Input data
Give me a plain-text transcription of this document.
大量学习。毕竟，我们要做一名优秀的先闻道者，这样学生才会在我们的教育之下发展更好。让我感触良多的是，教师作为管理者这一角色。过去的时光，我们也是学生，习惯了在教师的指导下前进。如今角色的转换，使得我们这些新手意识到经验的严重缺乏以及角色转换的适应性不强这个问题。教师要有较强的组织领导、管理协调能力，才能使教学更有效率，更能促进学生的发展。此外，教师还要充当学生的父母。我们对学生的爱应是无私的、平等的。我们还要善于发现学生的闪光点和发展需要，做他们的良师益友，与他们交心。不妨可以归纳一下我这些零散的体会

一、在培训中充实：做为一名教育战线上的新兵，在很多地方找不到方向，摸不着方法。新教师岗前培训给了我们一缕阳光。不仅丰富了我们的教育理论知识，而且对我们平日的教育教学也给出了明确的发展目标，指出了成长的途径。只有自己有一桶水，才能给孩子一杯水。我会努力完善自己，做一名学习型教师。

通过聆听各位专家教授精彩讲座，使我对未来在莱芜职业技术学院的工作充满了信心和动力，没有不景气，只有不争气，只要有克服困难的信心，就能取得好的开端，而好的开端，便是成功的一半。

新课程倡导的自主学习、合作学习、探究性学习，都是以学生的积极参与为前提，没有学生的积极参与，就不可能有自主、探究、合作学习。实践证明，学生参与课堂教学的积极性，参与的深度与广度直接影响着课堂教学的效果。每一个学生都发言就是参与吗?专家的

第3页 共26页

Prompt
Extract all of the data exactly as written.

Response to the exercise
Give me a plain-text transcription of this document.
大量学习。毕竟，我们要做一名优秀的先闻道者，这样学生才会在我们的教育之下发展更好。让我感触良多的是，教师作为管理者这一角色。过去的时光，我们也是学生，习惯了在教师的指导下前进。如今角色的转换，使得我们这些新手意识到经验的严重缺乏以及角色转换的适应性不强这个问题。教师要有较强的组织领导、管理协调能力，才能使教学更有效率，更能促进学生的发展。此外，教师还要充当学生的父母。我们对学生的爱应是无私的、平等的。我们还要善于发现学生的闪光点和发展需要，做他们的良师益友，与他们交心。不妨可以归纳一下我这些零散的体会

一、在培训中充实：做为一名教育战线上的新兵，在很多地方找不到方向，摸不着方法。新教师岗前培训给了我们一缕阳光。不仅丰富了我们的教育理论知识，而且对我们平日的教育教学也给出了明确的发展目标，指出了成长的途径。只有自己有一桶水，才能给孩子一杯水。我会努力完善自己，做一名学习型教师。

通过聆听各位专家教授精彩讲座，使我对未来在莱芜职业技术学院的工作充满了信心和动力，没有不景气，只有不争气，只要有克服困难的信心，就能取得好的开端，而好的开端，便是成功的一半。

新课程倡导的自主学习、合作学习、探究性学习，都是以学生的积极参与为前提，没有学生的积极参与，就不可能有自主、探究、合作学习。实践证明，学生参与课堂教学的积极性，参与的深度与广度直接影响着课堂教学的效果。每一个学生都发言就是参与吗?专家的

第3页 共26页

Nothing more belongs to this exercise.